▶ What is being asked: Wherever a line holds the string "Finansal", copy that line.
[Start of Material]
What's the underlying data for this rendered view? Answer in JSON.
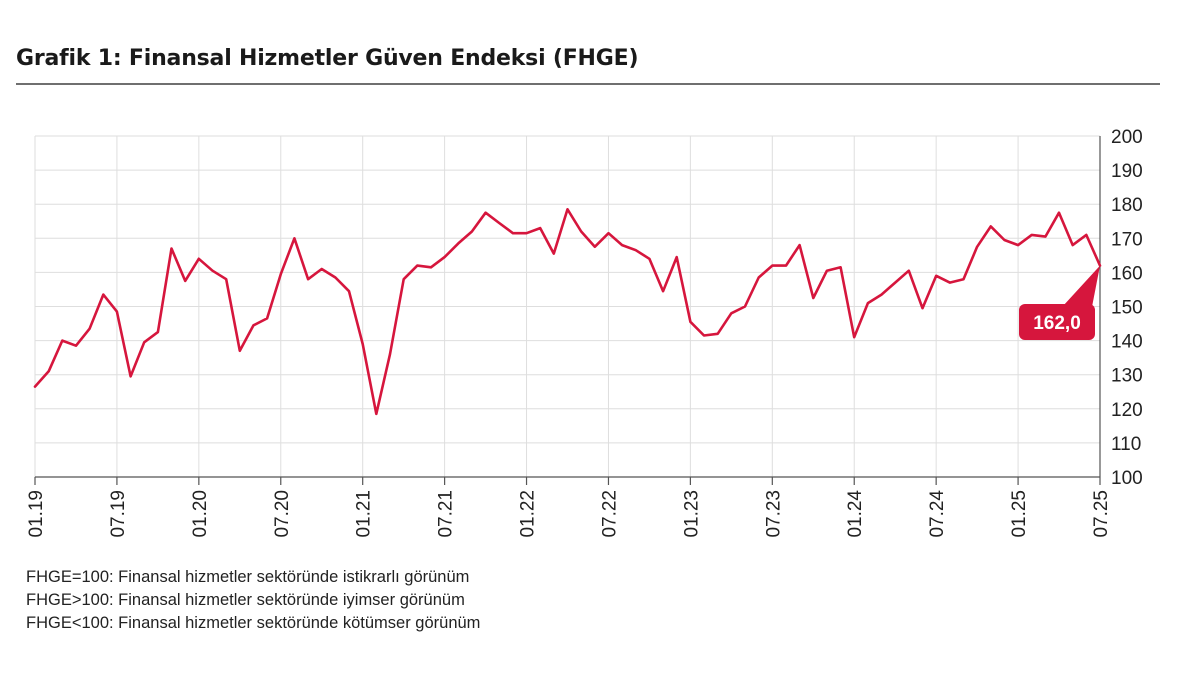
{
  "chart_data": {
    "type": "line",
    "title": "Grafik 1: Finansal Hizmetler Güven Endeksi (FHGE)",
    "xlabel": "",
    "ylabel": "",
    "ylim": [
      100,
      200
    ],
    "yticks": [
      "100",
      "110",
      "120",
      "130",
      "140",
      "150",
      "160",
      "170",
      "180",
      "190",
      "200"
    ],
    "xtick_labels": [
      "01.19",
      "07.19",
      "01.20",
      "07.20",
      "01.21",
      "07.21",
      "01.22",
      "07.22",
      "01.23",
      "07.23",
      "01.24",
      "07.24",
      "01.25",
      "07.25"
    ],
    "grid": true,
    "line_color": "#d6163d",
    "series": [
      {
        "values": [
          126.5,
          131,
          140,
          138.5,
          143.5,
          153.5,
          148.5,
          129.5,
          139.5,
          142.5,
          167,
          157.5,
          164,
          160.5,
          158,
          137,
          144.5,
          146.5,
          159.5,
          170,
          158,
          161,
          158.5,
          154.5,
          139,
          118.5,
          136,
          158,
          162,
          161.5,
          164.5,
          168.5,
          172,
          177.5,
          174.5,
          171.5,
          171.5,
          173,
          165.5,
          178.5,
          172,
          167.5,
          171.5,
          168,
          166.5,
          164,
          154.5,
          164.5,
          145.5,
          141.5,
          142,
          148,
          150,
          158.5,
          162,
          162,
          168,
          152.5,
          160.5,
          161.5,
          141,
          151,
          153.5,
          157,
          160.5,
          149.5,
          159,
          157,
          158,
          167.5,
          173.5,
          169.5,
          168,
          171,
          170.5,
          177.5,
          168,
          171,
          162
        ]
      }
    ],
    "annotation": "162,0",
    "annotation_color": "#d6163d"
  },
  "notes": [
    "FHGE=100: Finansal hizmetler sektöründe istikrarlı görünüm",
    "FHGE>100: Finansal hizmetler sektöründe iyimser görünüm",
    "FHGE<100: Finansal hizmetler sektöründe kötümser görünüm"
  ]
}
[End of Material]
▶ Solved exercise:
    "title": "Grafik 1: Finansal Hizmetler Güven Endeksi (FHGE)",
    "FHGE=100: Finansal hizmetler sektöründe istikrarlı görünüm",
    "FHGE>100: Finansal hizmetler sektöründe iyimser görünüm",
    "FHGE<100: Finansal hizmetler sektöründe kötümser görünüm"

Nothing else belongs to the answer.